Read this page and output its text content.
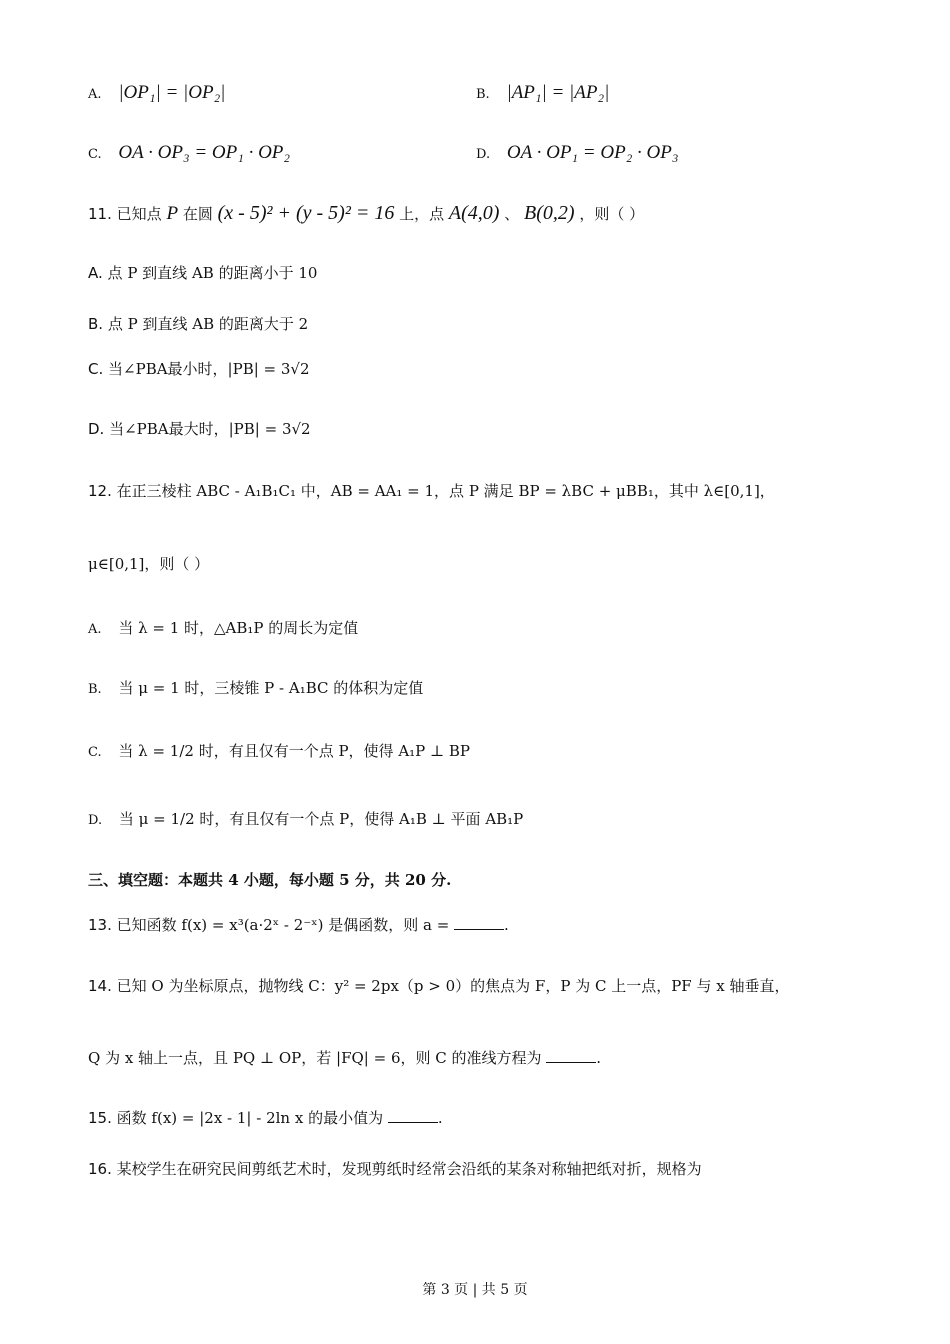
A. |OP₁| = |OP₂|	B. |AP₁| = |AP₂|
C. OA · OP₃ = OP₁ · OP₂	D. OA · OP₁ = OP₂ · OP₃
11. 已知点 P 在圆 (x - 5)² + (y - 5)² = 16 上，点 A(4,0) 、 B(0,2) ，则（ ）
A. 点 P 到直线 AB 的距离小于 10
B. 点 P 到直线 AB 的距离大于 2
C. 当∠PBA最小时，|PB| = 3√2
D. 当∠PBA最大时，|PB| = 3√2
12. 在正三棱柱 ABC - A₁B₁C₁ 中，AB = AA₁ = 1，点 P 满足 BP = λBC + μBB₁，其中 λ∈[0,1]，
μ∈[0,1]，则（ ）
A. 当 λ = 1 时，△AB₁P 的周长为定值
B. 当 μ = 1 时，三棱锥 P - A₁BC 的体积为定值
C. 当 λ = 1/2 时，有且仅有一个点 P，使得 A₁P ⊥ BP
D. 当 μ = 1/2 时，有且仅有一个点 P，使得 A₁B ⊥ 平面 AB₁P
三、填空题：本题共 4 小题，每小题 5 分，共 20 分.
13. 已知函数 f(x) = x³(a·2ˣ - 2⁻ˣ) 是偶函数，则 a =	.
14. 已知 O 为坐标原点，抛物线 C：y² = 2px（p > 0）的焦点为 F，P 为 C 上一点，PF 与 x 轴垂直，
Q 为 x 轴上一点，且 PQ ⊥ OP，若 |FQ| = 6，则 C 的准线方程为	.
15. 函数 f(x) = |2x - 1| - 2ln x 的最小值为	.
16. 某校学生在研究民间剪纸艺术时，发现剪纸时经常会沿纸的某条对称轴把纸对折，规格为
第 3 页 | 共 5 页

· · · ·

**WRITTEN EXERCISE:**
Write out each entry exactly as given, omitting any picture.

**COMPLETE OUTPUT:**
Read this page and output its text content.
A. |OP₁| = |OP₂|	B. |AP₁| = |AP₂|
C. OA · OP₃ = OP₁ · OP₂	D. OA · OP₁ = OP₂ · OP₃
11. 已知点 P 在圆 (x - 5)² + (y - 5)² = 16 上，点 A(4,0) 、 B(0,2) ，则（ ）
A. 点 P 到直线 AB 的距离小于 10
B. 点 P 到直线 AB 的距离大于 2
C. 当∠PBA最小时，|PB| = 3√2
D. 当∠PBA最大时，|PB| = 3√2
12. 在正三棱柱 ABC - A₁B₁C₁ 中，AB = AA₁ = 1，点 P 满足 BP = λBC + μBB₁，其中 λ∈[0,1]，
μ∈[0,1]，则（ ）
A. 当 λ = 1 时，△AB₁P 的周长为定值
B. 当 μ = 1 时，三棱锥 P - A₁BC 的体积为定值
C. 当 λ = 1/2 时，有且仅有一个点 P，使得 A₁P ⊥ BP
D. 当 μ = 1/2 时，有且仅有一个点 P，使得 A₁B ⊥ 平面 AB₁P
三、填空题：本题共 4 小题，每小题 5 分，共 20 分.
13. 已知函数 f(x) = x³(a·2ˣ - 2⁻ˣ) 是偶函数，则 a =	.
14. 已知 O 为坐标原点，抛物线 C：y² = 2px（p > 0）的焦点为 F，P 为 C 上一点，PF 与 x 轴垂直，
Q 为 x 轴上一点，且 PQ ⊥ OP，若 |FQ| = 6，则 C 的准线方程为	.
15. 函数 f(x) = |2x - 1| - 2ln x 的最小值为	.
16. 某校学生在研究民间剪纸艺术时，发现剪纸时经常会沿纸的某条对称轴把纸对折，规格为
第 3 页 | 共 5 页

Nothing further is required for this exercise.